[Given task]: Your task is to output all the records below, word for word.

[Record list]:
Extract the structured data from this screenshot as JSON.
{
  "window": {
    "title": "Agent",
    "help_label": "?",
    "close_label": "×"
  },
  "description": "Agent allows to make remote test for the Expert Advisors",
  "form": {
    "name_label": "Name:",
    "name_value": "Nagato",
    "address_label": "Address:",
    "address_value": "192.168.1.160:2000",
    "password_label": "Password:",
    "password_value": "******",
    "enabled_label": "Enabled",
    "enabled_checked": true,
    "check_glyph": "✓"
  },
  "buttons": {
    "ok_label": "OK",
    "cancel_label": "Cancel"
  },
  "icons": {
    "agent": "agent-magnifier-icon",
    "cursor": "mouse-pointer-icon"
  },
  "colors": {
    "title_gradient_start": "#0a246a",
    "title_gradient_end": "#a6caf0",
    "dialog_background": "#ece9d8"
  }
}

[Solution to this task]:
Extract the structured data from this screenshot as JSON.
{
  "window": {
    "title": "Agent",
    "help_label": "?",
    "close_label": "×"
  },
  "description": "Agent allows to make remote test for the Expert Advisors",
  "form": {
    "name_label": "Name:",
    "name_value": "Nagato",
    "address_label": "Address:",
    "address_value": "192.168.1.160:2000",
    "password_label": "Password:",
    "password_value": "******",
    "enabled_label": "Enabled",
    "enabled_checked": true,
    "check_glyph": "✓"
  },
  "buttons": {
    "ok_label": "OK",
    "cancel_label": "Cancel"
  },
  "icons": {
    "agent": "agent-magnifier-icon",
    "cursor": "mouse-pointer-icon"
  },
  "colors": {
    "title_gradient_start": "#0a246a",
    "title_gradient_end": "#a6caf0",
    "dialog_background": "#ece9d8"
  }
}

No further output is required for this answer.